### [RECORDS SUPPLIED]
========================

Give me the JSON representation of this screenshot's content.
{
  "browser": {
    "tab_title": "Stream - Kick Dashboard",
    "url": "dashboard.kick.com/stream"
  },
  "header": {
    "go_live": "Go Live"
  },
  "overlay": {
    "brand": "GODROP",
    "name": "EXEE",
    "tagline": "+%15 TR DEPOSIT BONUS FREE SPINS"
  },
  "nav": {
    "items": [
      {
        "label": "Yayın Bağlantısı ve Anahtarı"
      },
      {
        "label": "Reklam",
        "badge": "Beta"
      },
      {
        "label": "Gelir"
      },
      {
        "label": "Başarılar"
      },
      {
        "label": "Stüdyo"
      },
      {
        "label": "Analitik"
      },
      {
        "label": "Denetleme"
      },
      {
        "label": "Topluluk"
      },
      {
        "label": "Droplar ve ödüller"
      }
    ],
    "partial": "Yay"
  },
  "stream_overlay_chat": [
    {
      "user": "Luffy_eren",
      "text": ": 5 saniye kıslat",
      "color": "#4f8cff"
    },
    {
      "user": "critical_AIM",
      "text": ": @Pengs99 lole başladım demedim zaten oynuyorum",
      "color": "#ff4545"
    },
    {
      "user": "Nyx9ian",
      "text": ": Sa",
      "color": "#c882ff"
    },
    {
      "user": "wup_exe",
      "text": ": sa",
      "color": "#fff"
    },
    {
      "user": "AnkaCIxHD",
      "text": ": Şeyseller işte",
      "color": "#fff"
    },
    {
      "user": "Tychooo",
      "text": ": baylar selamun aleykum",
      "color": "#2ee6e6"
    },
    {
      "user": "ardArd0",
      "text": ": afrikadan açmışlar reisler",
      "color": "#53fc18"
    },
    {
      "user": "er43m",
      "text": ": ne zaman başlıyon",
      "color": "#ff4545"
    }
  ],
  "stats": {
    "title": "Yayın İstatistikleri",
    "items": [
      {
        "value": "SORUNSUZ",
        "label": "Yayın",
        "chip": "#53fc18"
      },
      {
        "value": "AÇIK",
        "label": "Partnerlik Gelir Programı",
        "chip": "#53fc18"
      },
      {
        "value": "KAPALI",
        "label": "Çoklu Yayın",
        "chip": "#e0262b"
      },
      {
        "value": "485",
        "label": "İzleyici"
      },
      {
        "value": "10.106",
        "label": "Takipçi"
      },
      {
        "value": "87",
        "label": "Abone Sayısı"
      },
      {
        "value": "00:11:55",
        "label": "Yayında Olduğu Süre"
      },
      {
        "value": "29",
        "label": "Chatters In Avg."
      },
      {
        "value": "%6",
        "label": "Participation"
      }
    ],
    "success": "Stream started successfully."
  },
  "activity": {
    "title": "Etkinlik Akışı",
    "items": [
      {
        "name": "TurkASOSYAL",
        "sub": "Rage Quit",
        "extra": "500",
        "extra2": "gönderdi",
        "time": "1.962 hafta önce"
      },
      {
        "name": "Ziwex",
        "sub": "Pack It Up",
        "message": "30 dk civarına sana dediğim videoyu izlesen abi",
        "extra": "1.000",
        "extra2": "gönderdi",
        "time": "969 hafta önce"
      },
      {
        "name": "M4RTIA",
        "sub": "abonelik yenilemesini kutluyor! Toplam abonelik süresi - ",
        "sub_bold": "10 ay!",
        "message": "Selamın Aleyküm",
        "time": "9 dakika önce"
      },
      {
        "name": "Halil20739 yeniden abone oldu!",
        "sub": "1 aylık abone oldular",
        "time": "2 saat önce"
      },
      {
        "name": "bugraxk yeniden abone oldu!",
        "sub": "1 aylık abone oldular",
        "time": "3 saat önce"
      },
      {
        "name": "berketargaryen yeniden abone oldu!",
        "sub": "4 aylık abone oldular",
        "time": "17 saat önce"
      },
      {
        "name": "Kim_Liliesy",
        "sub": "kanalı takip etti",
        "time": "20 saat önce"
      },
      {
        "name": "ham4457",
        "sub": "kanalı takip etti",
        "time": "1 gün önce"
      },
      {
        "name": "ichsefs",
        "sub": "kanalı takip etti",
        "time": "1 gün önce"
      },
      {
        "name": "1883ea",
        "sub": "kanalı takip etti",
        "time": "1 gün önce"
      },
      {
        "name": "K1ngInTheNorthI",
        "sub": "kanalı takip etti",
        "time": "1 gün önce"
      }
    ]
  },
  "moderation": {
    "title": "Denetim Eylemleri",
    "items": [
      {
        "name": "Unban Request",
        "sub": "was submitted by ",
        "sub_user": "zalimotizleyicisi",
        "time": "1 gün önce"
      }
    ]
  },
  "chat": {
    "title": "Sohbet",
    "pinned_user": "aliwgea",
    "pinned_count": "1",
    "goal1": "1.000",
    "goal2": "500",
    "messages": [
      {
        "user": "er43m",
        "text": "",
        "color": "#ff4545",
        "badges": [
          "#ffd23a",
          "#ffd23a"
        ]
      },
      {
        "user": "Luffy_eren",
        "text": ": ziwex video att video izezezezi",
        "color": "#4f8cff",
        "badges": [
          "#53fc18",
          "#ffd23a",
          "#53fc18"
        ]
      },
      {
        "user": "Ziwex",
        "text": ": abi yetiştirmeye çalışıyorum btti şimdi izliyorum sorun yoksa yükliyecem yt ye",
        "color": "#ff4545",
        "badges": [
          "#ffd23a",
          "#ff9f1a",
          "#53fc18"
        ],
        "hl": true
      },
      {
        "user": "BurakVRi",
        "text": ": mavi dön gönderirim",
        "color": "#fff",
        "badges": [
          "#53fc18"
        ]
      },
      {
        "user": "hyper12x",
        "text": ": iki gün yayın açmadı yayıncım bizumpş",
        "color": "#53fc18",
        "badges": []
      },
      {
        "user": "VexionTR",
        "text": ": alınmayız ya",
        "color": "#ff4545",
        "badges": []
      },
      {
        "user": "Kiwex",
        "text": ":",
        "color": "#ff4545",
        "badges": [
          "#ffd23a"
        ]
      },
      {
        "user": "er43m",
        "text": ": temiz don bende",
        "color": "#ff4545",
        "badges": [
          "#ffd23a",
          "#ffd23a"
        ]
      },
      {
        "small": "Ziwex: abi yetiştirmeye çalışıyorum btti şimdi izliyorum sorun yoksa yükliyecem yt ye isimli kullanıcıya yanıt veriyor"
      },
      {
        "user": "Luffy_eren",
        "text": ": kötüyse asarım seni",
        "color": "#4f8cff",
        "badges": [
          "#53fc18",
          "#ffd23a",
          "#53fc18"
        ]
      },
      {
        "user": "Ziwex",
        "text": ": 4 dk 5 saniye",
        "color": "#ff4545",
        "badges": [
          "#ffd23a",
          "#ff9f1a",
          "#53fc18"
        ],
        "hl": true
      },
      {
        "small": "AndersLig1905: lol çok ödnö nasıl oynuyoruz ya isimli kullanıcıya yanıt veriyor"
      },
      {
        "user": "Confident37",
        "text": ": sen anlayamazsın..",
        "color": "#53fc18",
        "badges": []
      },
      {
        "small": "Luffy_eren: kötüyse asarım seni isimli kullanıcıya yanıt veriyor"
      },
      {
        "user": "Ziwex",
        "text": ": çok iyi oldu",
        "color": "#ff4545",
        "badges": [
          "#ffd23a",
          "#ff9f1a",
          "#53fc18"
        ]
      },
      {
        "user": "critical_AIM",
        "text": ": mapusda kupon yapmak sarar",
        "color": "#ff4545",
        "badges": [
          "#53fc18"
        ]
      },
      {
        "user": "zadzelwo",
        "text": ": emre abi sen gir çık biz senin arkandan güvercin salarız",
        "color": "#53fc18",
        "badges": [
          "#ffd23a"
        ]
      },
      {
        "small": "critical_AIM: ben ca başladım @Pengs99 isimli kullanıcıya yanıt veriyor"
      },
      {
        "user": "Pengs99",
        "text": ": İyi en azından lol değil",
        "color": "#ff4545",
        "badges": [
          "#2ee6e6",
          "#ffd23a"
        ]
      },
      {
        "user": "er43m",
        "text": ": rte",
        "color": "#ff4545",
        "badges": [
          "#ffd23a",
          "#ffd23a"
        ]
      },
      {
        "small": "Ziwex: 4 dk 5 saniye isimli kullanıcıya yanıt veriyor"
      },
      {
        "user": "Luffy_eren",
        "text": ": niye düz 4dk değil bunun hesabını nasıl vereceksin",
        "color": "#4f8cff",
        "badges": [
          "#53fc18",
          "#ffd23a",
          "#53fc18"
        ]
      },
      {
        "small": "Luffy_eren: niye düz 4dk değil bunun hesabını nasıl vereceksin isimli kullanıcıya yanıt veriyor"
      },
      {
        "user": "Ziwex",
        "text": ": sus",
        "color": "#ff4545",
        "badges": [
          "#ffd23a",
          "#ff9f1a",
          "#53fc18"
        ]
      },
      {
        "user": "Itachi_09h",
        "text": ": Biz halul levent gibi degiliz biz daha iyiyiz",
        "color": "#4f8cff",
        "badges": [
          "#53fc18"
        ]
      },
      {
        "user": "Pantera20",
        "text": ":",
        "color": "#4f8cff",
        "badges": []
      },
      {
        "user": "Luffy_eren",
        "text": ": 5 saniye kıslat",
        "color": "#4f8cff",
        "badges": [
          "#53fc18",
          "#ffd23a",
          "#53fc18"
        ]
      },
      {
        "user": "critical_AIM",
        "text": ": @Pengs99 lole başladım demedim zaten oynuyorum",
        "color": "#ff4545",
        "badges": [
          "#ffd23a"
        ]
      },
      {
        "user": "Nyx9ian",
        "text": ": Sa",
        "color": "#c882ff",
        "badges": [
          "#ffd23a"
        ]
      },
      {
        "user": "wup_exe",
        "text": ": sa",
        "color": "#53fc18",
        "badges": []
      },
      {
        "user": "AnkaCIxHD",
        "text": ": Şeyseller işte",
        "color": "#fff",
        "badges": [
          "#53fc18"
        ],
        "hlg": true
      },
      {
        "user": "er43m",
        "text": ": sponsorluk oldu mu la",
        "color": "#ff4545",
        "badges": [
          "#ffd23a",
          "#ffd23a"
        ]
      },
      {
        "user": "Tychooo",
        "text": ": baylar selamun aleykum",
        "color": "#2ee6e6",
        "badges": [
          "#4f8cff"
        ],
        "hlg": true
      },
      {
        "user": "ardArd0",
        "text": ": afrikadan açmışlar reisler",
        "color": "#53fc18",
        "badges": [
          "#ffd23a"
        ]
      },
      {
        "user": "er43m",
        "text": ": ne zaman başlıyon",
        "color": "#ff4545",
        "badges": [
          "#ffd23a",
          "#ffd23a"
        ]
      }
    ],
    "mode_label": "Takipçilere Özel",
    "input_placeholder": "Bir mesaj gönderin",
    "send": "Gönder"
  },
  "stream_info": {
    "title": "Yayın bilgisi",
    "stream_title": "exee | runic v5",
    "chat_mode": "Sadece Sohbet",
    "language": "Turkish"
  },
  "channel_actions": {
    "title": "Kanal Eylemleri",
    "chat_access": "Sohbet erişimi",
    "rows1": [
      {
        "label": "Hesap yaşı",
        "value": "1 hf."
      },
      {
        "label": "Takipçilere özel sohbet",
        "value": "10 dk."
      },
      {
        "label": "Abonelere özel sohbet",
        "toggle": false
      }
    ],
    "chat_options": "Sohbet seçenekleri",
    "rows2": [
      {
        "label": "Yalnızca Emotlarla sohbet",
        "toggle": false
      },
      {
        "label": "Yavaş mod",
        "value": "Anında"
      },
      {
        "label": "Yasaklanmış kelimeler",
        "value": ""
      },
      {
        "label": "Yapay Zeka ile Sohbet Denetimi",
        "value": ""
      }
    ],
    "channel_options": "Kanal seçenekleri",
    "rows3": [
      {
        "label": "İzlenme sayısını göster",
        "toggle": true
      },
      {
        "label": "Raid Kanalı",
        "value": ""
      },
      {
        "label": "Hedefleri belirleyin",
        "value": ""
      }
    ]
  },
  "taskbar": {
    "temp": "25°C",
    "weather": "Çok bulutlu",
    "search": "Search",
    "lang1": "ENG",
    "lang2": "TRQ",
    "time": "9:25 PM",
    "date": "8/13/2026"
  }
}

========================

### [TASK DETAILS]
Identify the lines of the data that contain the word "oynuyorum". Copy each of them.

### [FULL OUTPUT]
      "text": ": @Pengs99 lole başladım demedim zaten oynuyorum",
        "text": ": @Pengs99 lole başladım demedim zaten oynuyorum",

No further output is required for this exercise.